Data records
***

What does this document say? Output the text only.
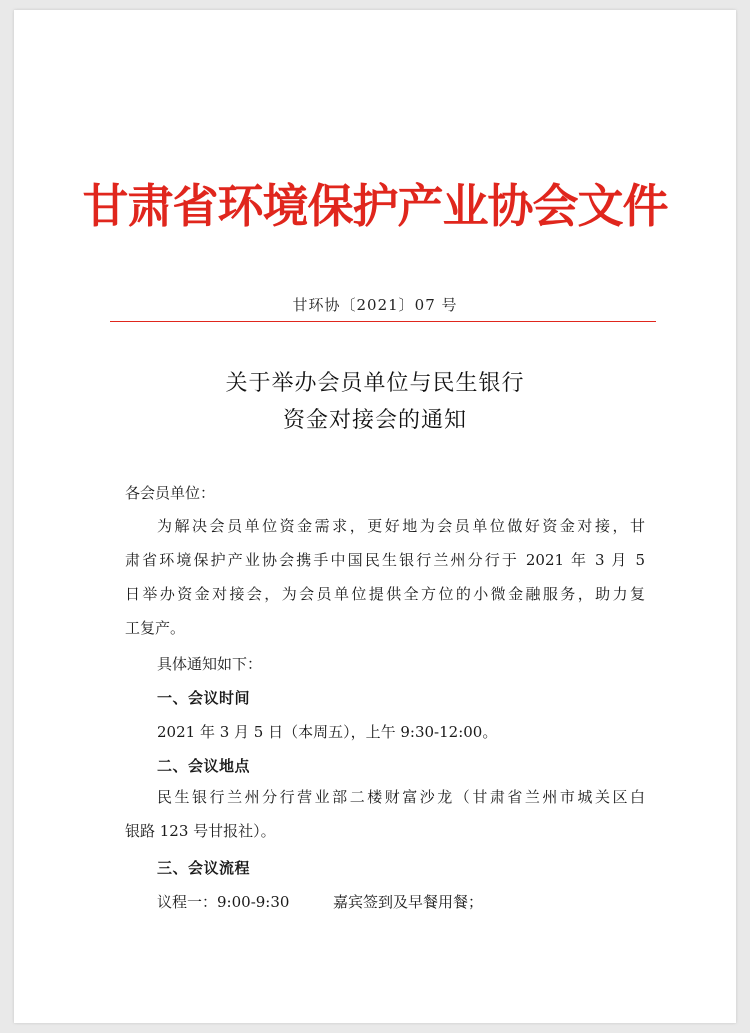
甘肃省环境保护产业协会文件
甘环协〔2021〕07 号
关于举办会员单位与民生银行
资金对接会的通知
各会员单位：

为解决会员单位资金需求，更好地为会员单位做好资金对接，甘

肃省环境保护产业协会携手中国民生银行兰州分行于 2021 年 3 月 5

日举办资金对接会，为会员单位提供全方位的小微金融服务，助力复

工复产。

具体通知如下：
一、会议时间
2021 年 3 月 5 日（本周五），上午 9:30-12:00。
二、会议地点

民生银行兰州分行营业部二楼财富沙龙（甘肃省兰州市城关区白

银路 123 号甘报社）。

三、会议流程
议程一：9:00-9:30	嘉宾签到及早餐用餐；
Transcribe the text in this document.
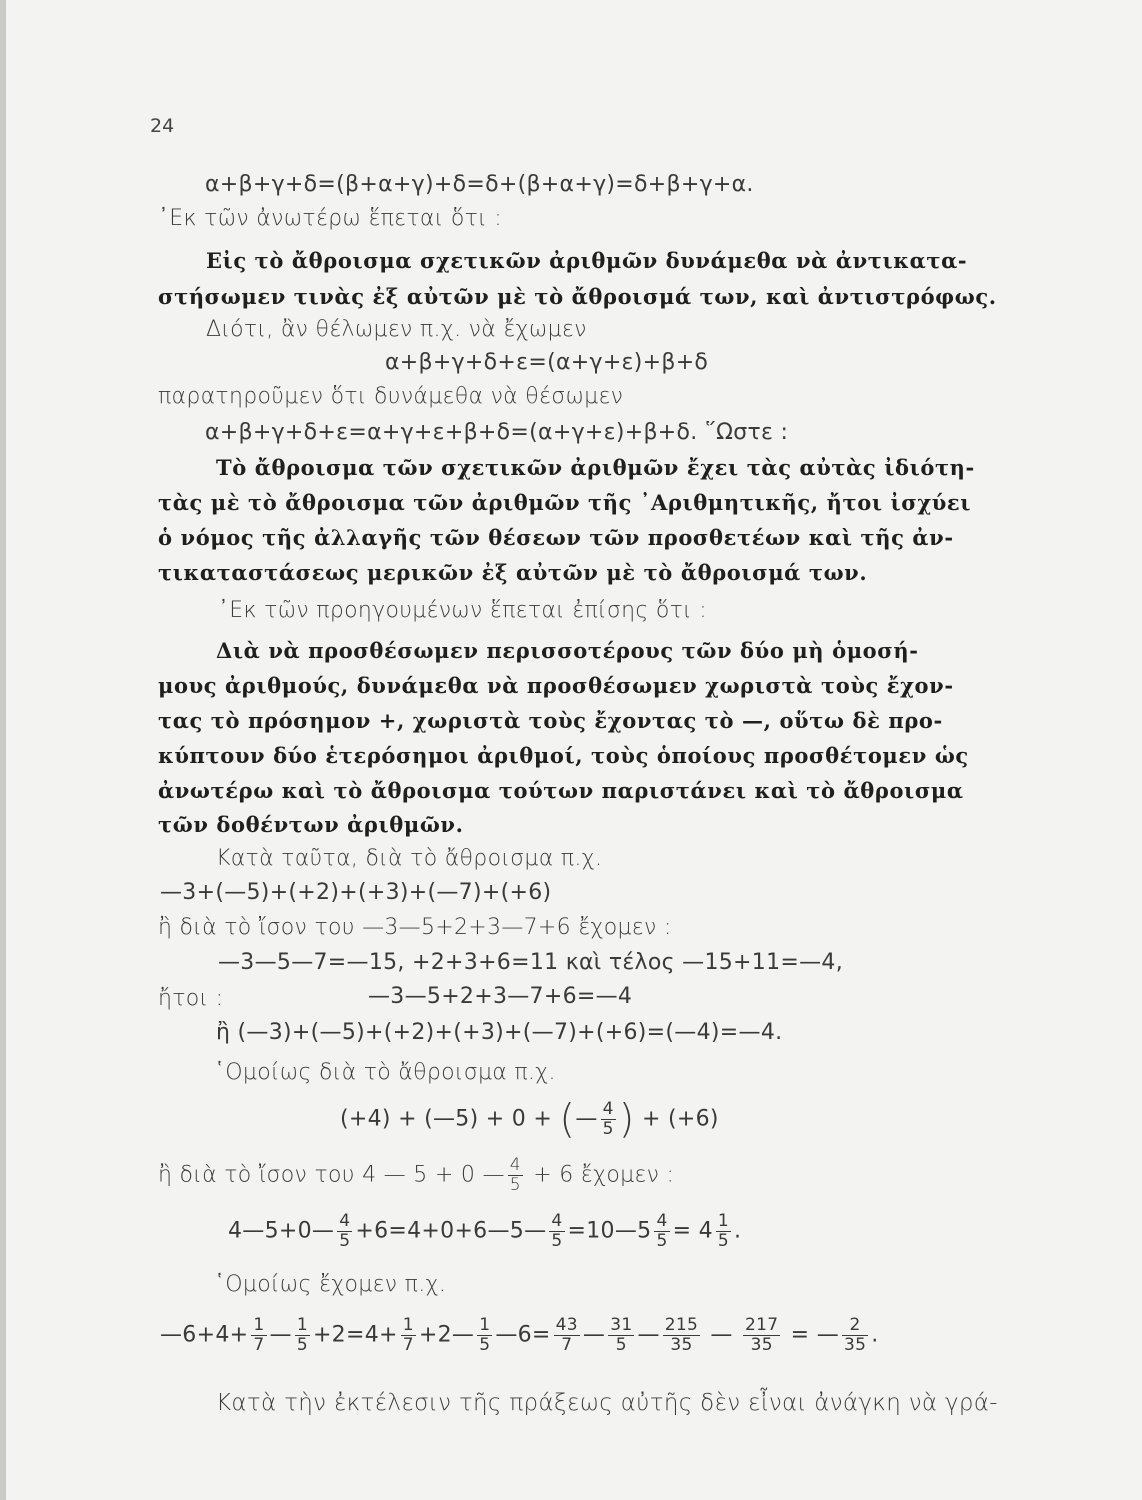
24
α+β+γ+δ=(β+α+γ)+δ=δ+(β+α+γ)=δ+β+γ+α.
᾿Εκ τῶν ἀνωτέρω ἕπεται ὅτι :
Εἰς τὸ ἄθροισμα σχετικῶν ἀριθμῶν δυνάμεθα νὰ ἀντικατα-
στήσωμεν τινὰς ἐξ αὐτῶν μὲ τὸ ἄθροισμά των, καὶ ἀντιστρόφως.
Διότι, ἂν θέλωμεν π.χ. νὰ ἔχωμεν
α+β+γ+δ+ε=(α+γ+ε)+β+δ
παρατηροῦμεν ὅτι δυνάμεθα νὰ θέσωμεν
α+β+γ+δ+ε=α+γ+ε+β+δ=(α+γ+ε)+β+δ. ῞Ωστε :
Τὸ ἄθροισμα τῶν σχετικῶν ἀριθμῶν ἔχει τὰς αὐτὰς ἰδιότη-
τὰς μὲ τὸ ἄθροισμα τῶν ἀριθμῶν τῆς ᾿Αριθμητικῆς, ἤτοι ἰσχύει
ὁ νόμος τῆς ἀλλαγῆς τῶν θέσεων τῶν προσθετέων καὶ τῆς ἀν-
τικαταστάσεως μερικῶν ἐξ αὐτῶν μὲ τὸ ἄθροισμά των.
᾿Εκ τῶν προηγουμένων ἕπεται ἐπίσης ὅτι :
Διὰ νὰ προσθέσωμεν περισσοτέρους τῶν δύο μὴ ὁμοσή-
μους ἀριθμούς, δυνάμεθα νὰ προσθέσωμεν χωριστὰ τοὺς ἔχον-
τας τὸ πρόσημον +, χωριστὰ τοὺς ἔχοντας τὸ —, οὕτω δὲ προ-
κύπτουν δύο ἑτερόσημοι ἀριθμοί, τοὺς ὁποίους προσθέτομεν ὡς
ἀνωτέρω καὶ τὸ ἄθροισμα τούτων παριστάνει καὶ τὸ ἄθροισμα
τῶν δοθέντων ἀριθμῶν.
Κατὰ ταῦτα, διὰ τὸ ἄθροισμα π.χ.
—3+(—5)+(+2)+(+3)+(—7)+(+6)
ἢ διὰ τὸ ἴσον του —3—5+2+3—7+6 ἔχομεν :
—3—5—7=—15, +2+3+6=11 καὶ τέλος —15+11=—4,
ἤτοι :	—3—5+2+3—7+6=—4
ἢ (—3)+(—5)+(+2)+(+3)+(—7)+(+6)=(—4)=—4.
῾Ομοίως διὰ τὸ ἄθροισμα π.χ.
(+4) + (—5) + 0 + (— $\frac{4}{5}$ ) + (+6)
ἢ διὰ τὸ ἴσον του 4 — 5 + 0 — $\frac{4}{5} + 6$ ἔχομεν :
4—5+0— $\frac{4}{5}$ +6=4+0+6—5— $\frac{4}{5}$ =10—5 $\frac{4}{5} = 4 \frac{1}{5}$ .
῾Ομοίως ἔχομεν π.χ.
—6+4+ $\frac{1}{7}$ — $\frac{1}{5} +2=4+ \frac{1}{7}$ +2— $\frac{1}{5}$ —6= $\frac{43}{7}$ — $\frac{31}{5}$ — $\frac{215}{35}$ — $\frac{217}{35}$ = — $\frac{2}{35}$ .
Κατὰ τὴν ἐκτέλεσιν τῆς πράξεως αὐτῆς δὲν εἶναι ἀνάγκη νὰ γρά-
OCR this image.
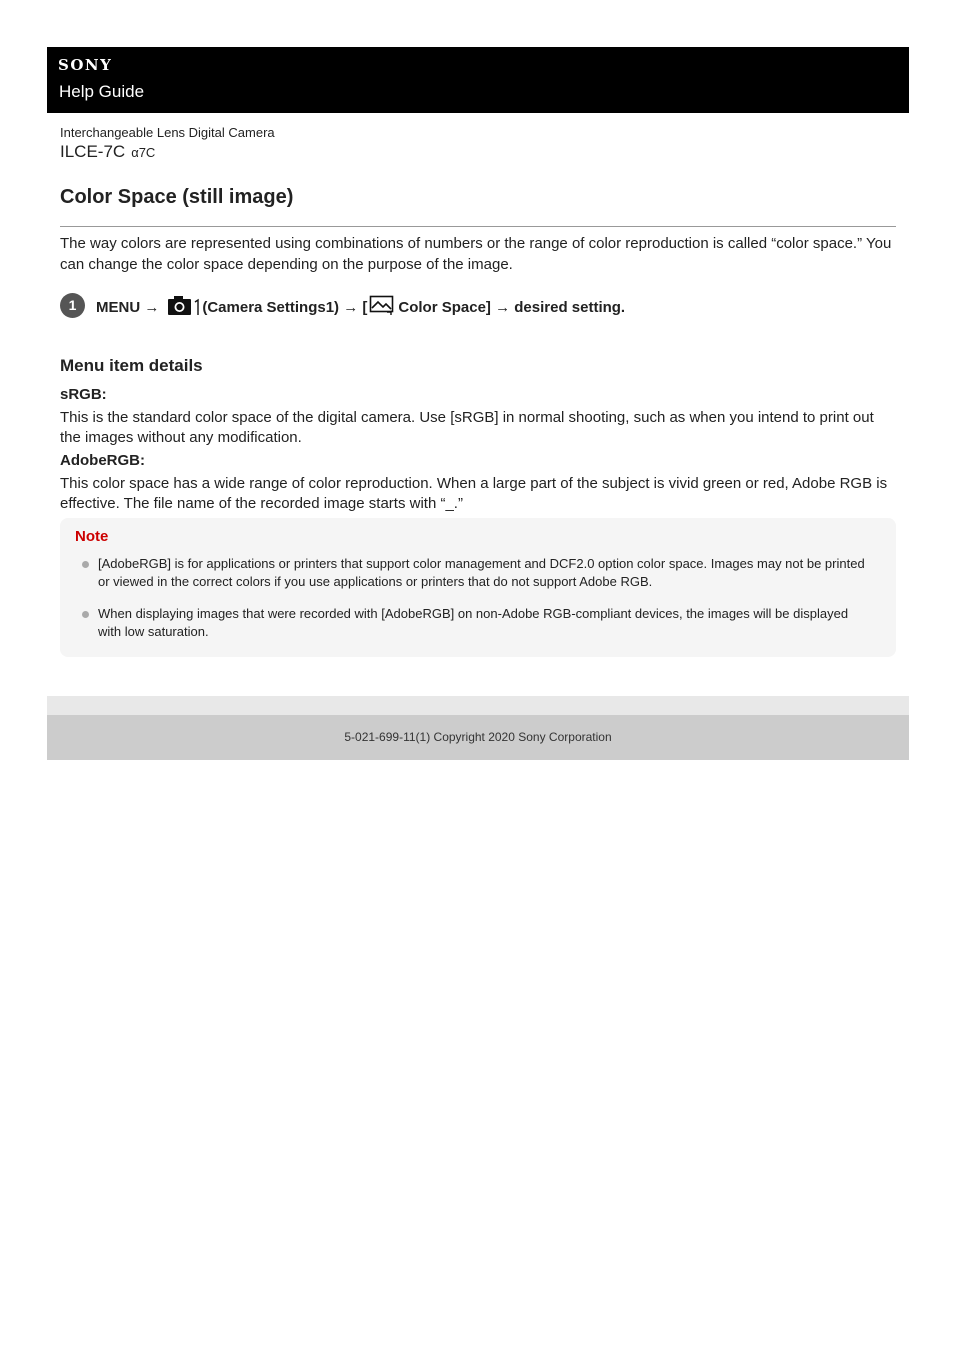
SONY
Help Guide
Interchangeable Lens Digital Camera
ILCE-7C α7C
Color Space (still image)

The way colors are represented using combinations of numbers or the range of color reproduction is called “color space.” You can change the color space depending on the purpose of the image.

1	MENU →	(Camera Settings1) → [ Color Space] → desired setting.
Menu item details
sRGB:

This is the standard color space of the digital camera. Use [sRGB] in normal shooting, such as when you intend to print out the images without any modification.

AdobeRGB:

This color space has a wide range of color reproduction. When a large part of the subject is vivid green or red, Adobe RGB is effective. The file name of the recorded image starts with “_.”

Note
[AdobeRGB] is for applications or printers that support color management and DCF2.0 option color space. Images may not be printed or viewed in the correct colors if you use applications or printers that do not support Adobe RGB.
When displaying images that were recorded with [AdobeRGB] on non-Adobe RGB-compliant devices, the images will be displayed with low saturation.
5-021-699-11(1) Copyright 2020 Sony Corporation
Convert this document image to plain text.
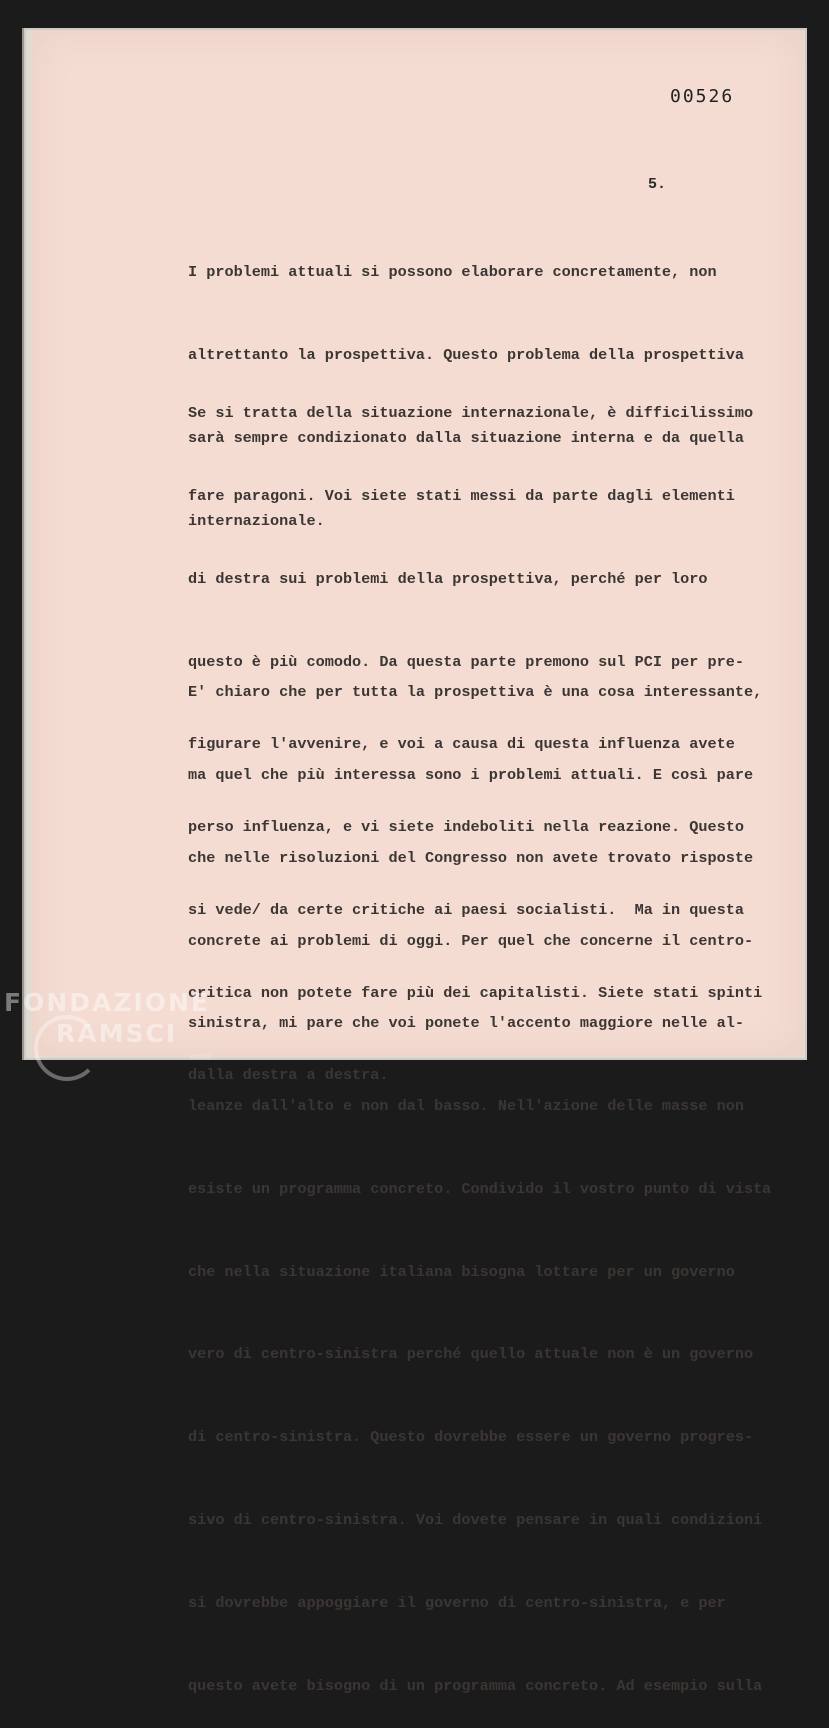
00526
5.

I problemi attuali si possono elaborare concretamente, non

altrettanto la prospettiva. Questo problema della prospettiva

sarà sempre condizionato dalla situazione interna e da quella

internazionale.

Se si tratta della situazione internazionale, è difficilissimo

fare paragoni. Voi siete stati messi da parte dagli elementi

di destra sui problemi della prospettiva, perché per loro

questo è più comodo. Da questa parte premono sul PCI per pre-

figurare l'avvenire, e voi a causa di questa influenza avete

perso influenza, e vi siete indeboliti nella reazione. Questo

si vede/ da certe critiche ai paesi socialisti.  Ma in questa

critica non potete fare più dei capitalisti. Siete stati spinti

dalla destra a destra.

E' chiaro che per tutta la prospettiva è una cosa interessante,

ma quel che più interessa sono i problemi attuali. E così pare

che nelle risoluzioni del Congresso non avete trovato risposte

concrete ai problemi di oggi. Per quel che concerne il centro-

sinistra, mi pare che voi ponete l'accento maggiore nelle al-

leanze dall'alto e non dal basso. Nell'azione delle masse non

esiste un programma concreto. Condivido il vostro punto di vista

che nella situazione italiana bisogna lottare per un governo

vero di centro-sinistra perché quello attuale non è un governo

di centro-sinistra. Questo dovrebbe essere un governo progres-

sivo di centro-sinistra. Voi dovete pensare in quali condizioni

si dovrebbe appoggiare il governo di centro-sinistra, e per

questo avete bisogno di un programma concreto. Ad esempio sulla

FONDAZIONE
RAMSCI
onlus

***

> _Task requirements_
Out of the material above, select every line that holds the string "colors".

> _Exercise result_
The way colors are represented using combinations of numbers or the range of color reproduction is called “color space.” You can change the color space depending on the purpose of the image.
[AdobeRGB] is for applications or printers that support color management and DCF2.0 option color space. Images may not be printed or viewed in the correct colors if you use applications or printers that do not support Adobe RGB.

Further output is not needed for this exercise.